### Brief 1
According to the review of The Conjuring, in which town and state is the dilapidated farmhouse located?
### Brief 2
Carry the review of The Conjuring forward from its final sentence.

The Movie Guide: The Conjuring (2013)

The Conjuring plays it more or less straight, with just enough wiggle room so that it isn't a b-ORE!!! Did I get you?

4 Tree-Hanging Nooses
8 Magnetic Floors
6 Boarded Off Basements
5 Rosy-Cheeked Dolls
7 Fairgroundesque Music Boxes
6 Witchey Old Demons With A Biblical Twang
6

the-conjuring-shimmering-2

Is The Conjuring an apt title for this fairly prosaic but competently made supernatural horror? Who or what precisely is conjured? The demon Bathsheba – the name of the woman who in the Hebrew Bible was summoned by King David owing to her good looks, beginning a sordid tale of adultery and the early death by way of punishment of their first born – is already present, lying in wait in the basement of the dilapidated farmhouse in Harrisville, Rhode Island, after in 1863 she sacrificed her week-old child to the devil and swiftly hung herself from the branch of the big tree overlooking the lake. Bathsheba placed some unspecified curse over the land. She is not fond of visitors, much less of would-be residents, and going out of her way to make family life a living hell, she hardly needs to be conjured to make her presence felt.

### Dataset rows

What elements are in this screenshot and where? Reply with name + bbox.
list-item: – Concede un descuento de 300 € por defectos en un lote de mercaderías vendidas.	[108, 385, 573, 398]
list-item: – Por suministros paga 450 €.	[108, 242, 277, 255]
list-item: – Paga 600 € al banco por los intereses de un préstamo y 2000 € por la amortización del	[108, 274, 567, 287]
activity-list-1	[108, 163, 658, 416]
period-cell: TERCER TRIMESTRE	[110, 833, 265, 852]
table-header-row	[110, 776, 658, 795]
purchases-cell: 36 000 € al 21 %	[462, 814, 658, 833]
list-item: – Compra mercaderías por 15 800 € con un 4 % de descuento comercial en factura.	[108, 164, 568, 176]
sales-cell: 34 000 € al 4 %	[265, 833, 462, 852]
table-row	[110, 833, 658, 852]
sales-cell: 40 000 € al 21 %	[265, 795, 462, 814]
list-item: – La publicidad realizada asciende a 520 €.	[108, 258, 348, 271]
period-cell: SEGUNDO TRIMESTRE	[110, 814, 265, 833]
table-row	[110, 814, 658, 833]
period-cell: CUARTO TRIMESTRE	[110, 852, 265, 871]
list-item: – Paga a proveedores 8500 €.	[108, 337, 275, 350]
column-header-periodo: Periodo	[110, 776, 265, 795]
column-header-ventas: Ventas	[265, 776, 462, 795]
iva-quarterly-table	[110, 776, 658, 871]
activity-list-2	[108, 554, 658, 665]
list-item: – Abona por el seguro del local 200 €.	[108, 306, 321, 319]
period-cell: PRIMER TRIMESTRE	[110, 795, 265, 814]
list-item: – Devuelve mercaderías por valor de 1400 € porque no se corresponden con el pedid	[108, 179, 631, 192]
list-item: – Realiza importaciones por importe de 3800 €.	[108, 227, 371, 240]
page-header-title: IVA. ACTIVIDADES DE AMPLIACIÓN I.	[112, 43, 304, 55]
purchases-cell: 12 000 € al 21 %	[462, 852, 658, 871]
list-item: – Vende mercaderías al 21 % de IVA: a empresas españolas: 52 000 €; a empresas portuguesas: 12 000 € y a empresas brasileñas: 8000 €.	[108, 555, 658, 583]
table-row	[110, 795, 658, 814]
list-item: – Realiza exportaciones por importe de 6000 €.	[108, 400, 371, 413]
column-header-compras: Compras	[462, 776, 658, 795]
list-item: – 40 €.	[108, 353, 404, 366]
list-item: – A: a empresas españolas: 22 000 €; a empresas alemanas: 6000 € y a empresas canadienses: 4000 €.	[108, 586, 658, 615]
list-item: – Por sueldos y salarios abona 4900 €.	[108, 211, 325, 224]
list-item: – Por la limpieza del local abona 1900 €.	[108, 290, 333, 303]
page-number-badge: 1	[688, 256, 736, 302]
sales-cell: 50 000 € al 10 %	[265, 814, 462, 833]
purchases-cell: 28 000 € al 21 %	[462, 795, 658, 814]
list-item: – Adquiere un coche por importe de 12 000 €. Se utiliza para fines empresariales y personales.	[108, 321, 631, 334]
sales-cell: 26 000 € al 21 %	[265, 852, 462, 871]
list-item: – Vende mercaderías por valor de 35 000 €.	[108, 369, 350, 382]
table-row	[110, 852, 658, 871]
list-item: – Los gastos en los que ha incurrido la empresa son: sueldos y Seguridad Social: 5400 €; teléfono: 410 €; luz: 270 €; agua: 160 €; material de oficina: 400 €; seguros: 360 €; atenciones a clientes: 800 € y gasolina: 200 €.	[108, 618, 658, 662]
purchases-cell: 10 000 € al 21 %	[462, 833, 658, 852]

### Expected answer 1
Harrisville, Rhode Island.

### Expected answer 2
Nor is an exorcism – of the type eventually carried out by Ed Warren (Patrick Wilson), husband to Lorraine (Vera Farmiga), the couple a pair of paranormal investigators – really a form of conjuring. An exorcism evicts a demon rather than calls one forth. But of course The Exorcist and Paranormal Activity were already taken, and Harrisville, Rhode Island would not have given itself to a series dependent upon the occasional change of locale. Lorraine Warren, who in the latter half of the movie repeats the refrain ‘it possesses the mother to kill the child’, unlike her self-taught husband works by means of clairvoyance, catching fleeting visions of demonic spirits and of the emotional histories of those she seeks to help. Alas The Clairvoyant, twice, and The Possession, just one year prior, had also already been had.

So The Conjuring it is then, and it’s a straightforward tale, set in 1971, drawing lightly on a wealth of horror flicks, The Exorcist, The Amityville Horror which also features the real-life Warrens, and a ream of other pulpish haunted house fare, without ever trying to evoke a narrow atmosphere or an authentic sense of the period. The Perron family move into their fully-furnished rural fixer-upper with their five kids, and after they stumble backwards into the boarded-off basement thanks to a game of hide-and-seek, things quickly start going bump in the night.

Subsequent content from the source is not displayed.